PROBLEM -
Duplicate the listing below verbatim, starting at its first line and ending at the line that contains "446, 1637, 459]".

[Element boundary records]
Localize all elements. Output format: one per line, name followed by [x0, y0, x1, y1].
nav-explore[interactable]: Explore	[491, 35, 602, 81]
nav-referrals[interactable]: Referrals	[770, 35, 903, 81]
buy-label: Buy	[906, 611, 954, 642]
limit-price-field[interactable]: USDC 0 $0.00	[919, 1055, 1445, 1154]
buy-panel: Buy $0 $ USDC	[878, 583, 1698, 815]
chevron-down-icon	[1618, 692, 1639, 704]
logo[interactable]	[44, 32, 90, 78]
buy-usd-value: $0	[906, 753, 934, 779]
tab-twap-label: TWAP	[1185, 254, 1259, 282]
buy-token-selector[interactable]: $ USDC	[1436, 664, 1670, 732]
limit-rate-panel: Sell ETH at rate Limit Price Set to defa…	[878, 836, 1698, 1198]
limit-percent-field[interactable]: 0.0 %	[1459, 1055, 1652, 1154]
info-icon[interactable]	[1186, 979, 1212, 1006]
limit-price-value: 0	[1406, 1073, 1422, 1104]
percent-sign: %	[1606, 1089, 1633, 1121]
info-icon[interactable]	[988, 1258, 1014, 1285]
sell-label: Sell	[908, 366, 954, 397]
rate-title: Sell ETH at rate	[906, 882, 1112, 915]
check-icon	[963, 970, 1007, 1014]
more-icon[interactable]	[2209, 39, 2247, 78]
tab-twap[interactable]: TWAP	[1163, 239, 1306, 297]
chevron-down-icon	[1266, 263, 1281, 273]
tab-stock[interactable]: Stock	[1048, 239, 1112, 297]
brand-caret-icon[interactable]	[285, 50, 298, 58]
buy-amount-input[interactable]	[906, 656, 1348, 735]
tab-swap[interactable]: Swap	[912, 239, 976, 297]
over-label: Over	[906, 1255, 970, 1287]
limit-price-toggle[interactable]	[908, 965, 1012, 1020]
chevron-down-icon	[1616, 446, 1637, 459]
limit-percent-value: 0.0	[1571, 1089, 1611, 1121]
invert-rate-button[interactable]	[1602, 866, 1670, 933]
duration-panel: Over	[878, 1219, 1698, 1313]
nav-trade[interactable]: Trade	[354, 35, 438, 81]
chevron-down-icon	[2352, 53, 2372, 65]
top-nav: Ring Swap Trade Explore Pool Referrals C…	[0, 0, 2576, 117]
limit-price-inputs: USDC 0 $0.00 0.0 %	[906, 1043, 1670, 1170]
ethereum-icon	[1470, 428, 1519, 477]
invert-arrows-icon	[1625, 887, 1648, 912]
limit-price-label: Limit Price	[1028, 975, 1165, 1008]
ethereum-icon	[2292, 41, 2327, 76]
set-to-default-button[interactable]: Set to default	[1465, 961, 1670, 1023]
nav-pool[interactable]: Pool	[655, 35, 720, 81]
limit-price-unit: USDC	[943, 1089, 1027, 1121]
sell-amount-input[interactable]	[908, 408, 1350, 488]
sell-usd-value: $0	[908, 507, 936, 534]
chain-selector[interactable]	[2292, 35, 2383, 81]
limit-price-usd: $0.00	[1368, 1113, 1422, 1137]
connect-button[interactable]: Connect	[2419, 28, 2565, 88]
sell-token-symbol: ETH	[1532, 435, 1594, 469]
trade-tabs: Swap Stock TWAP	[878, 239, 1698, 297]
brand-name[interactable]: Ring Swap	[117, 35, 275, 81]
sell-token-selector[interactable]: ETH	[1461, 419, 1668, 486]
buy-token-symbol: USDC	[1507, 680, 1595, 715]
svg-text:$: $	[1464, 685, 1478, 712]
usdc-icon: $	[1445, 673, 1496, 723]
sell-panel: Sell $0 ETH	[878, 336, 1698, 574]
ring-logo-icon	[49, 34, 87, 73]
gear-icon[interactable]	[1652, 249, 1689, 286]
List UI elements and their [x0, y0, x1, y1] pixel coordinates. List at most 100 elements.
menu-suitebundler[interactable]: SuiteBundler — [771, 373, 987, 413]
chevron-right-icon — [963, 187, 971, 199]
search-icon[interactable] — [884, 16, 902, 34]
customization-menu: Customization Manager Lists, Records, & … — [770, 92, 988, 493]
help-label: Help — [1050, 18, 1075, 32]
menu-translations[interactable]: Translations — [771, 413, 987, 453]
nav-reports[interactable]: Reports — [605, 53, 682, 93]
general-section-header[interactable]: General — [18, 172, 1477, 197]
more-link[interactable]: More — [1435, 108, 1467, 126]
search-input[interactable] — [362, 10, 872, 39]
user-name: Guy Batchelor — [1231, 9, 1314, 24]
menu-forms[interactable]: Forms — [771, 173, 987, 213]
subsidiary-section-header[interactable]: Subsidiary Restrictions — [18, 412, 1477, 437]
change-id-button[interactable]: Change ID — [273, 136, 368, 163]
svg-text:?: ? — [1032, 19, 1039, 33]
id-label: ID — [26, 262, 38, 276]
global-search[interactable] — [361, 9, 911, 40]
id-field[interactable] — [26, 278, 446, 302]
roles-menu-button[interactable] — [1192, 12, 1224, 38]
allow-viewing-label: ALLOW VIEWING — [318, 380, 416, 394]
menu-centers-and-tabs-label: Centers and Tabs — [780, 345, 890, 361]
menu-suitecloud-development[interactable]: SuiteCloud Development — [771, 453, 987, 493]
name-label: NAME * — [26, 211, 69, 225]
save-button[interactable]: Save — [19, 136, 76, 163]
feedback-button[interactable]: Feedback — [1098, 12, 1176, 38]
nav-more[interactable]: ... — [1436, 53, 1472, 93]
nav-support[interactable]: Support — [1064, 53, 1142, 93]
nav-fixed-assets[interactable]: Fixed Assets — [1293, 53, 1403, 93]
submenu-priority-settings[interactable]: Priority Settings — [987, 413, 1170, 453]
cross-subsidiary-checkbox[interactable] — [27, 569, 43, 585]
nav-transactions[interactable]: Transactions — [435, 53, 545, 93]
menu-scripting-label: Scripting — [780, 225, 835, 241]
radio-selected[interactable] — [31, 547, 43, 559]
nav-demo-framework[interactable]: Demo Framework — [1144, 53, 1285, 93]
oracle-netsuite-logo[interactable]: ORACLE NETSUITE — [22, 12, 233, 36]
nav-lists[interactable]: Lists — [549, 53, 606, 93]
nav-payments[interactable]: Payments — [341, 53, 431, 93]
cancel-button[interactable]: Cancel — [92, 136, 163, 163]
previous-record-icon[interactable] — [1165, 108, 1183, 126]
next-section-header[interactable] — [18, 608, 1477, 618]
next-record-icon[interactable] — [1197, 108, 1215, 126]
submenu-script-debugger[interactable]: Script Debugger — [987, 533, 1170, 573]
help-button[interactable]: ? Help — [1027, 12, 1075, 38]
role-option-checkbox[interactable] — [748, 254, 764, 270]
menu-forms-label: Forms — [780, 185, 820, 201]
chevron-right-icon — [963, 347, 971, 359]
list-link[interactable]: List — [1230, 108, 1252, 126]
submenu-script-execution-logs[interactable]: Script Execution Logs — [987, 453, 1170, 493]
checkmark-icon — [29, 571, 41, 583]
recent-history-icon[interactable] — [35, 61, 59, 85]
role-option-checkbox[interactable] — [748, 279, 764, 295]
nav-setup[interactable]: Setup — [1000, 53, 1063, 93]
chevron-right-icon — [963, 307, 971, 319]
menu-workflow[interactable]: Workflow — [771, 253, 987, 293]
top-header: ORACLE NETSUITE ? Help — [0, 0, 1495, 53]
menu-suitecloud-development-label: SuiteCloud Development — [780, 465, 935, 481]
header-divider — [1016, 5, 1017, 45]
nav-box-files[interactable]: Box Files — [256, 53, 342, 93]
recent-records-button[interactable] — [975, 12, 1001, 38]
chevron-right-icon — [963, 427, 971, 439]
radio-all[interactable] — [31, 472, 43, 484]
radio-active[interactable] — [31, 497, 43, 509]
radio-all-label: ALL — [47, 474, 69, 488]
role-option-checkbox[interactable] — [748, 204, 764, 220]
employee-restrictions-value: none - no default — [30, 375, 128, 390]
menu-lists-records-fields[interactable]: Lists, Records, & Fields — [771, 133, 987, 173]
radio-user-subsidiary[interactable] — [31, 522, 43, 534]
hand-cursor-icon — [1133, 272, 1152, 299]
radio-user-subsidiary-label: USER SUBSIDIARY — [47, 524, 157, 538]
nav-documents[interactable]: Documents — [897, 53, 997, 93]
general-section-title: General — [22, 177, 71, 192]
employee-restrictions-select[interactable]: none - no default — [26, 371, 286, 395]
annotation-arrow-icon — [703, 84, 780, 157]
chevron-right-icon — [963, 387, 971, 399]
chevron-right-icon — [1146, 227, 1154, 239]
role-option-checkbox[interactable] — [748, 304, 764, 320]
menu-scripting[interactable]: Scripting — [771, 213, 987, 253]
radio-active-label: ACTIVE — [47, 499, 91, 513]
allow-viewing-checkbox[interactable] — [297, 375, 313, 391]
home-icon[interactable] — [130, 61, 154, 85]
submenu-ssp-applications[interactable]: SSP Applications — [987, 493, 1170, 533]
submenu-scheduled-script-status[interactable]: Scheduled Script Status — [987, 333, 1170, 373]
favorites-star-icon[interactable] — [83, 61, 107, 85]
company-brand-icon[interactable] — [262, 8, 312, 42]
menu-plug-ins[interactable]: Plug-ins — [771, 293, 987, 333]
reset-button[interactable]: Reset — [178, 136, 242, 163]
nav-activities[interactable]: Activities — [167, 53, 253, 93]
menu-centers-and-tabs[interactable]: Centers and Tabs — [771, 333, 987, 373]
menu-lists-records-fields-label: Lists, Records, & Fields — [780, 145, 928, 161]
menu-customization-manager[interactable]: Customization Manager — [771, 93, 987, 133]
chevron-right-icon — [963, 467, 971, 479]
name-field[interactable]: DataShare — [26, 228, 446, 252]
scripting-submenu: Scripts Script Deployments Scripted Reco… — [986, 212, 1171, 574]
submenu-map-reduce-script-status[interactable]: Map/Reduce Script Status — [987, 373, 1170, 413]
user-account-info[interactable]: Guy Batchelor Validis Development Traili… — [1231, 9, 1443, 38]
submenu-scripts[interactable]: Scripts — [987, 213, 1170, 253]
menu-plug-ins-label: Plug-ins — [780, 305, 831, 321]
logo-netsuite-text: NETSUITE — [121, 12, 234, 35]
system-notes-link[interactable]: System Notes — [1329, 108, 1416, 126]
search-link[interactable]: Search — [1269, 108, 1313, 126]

SOLUTION TO THE PROBLEM -
Localize all elements. Output format: one per line, name followed by [x0, y0, x1, y1].
nav-explore[interactable]: Explore	[491, 35, 602, 81]
nav-referrals[interactable]: Referrals	[770, 35, 903, 81]
buy-label: Buy	[906, 611, 954, 642]
limit-price-field[interactable]: USDC 0 $0.00	[919, 1055, 1445, 1154]
buy-panel: Buy $0 $ USDC	[878, 583, 1698, 815]
chevron-down-icon	[1618, 692, 1639, 704]
logo[interactable]	[44, 32, 90, 78]
buy-usd-value: $0	[906, 753, 934, 779]
tab-twap-label: TWAP	[1185, 254, 1259, 282]
buy-token-selector[interactable]: $ USDC	[1436, 664, 1670, 732]
limit-rate-panel: Sell ETH at rate Limit Price Set to defa…	[878, 836, 1698, 1198]
limit-percent-field[interactable]: 0.0 %	[1459, 1055, 1652, 1154]
info-icon[interactable]	[1186, 979, 1212, 1006]
limit-price-value: 0	[1406, 1073, 1422, 1104]
percent-sign: %	[1606, 1089, 1633, 1121]
info-icon[interactable]	[988, 1258, 1014, 1285]
sell-label: Sell	[908, 366, 954, 397]
rate-title: Sell ETH at rate	[906, 882, 1112, 915]
check-icon	[963, 970, 1007, 1014]
more-icon[interactable]	[2209, 39, 2247, 78]
tab-twap[interactable]: TWAP	[1163, 239, 1306, 297]
chevron-down-icon	[1266, 263, 1281, 273]
tab-stock[interactable]: Stock	[1048, 239, 1112, 297]
brand-caret-icon[interactable]	[285, 50, 298, 58]
buy-amount-input[interactable]	[906, 656, 1348, 735]
tab-swap[interactable]: Swap	[912, 239, 976, 297]
over-label: Over	[906, 1255, 970, 1287]
limit-price-toggle[interactable]	[908, 965, 1012, 1020]
chevron-down-icon	[1616, 446, 1637, 459]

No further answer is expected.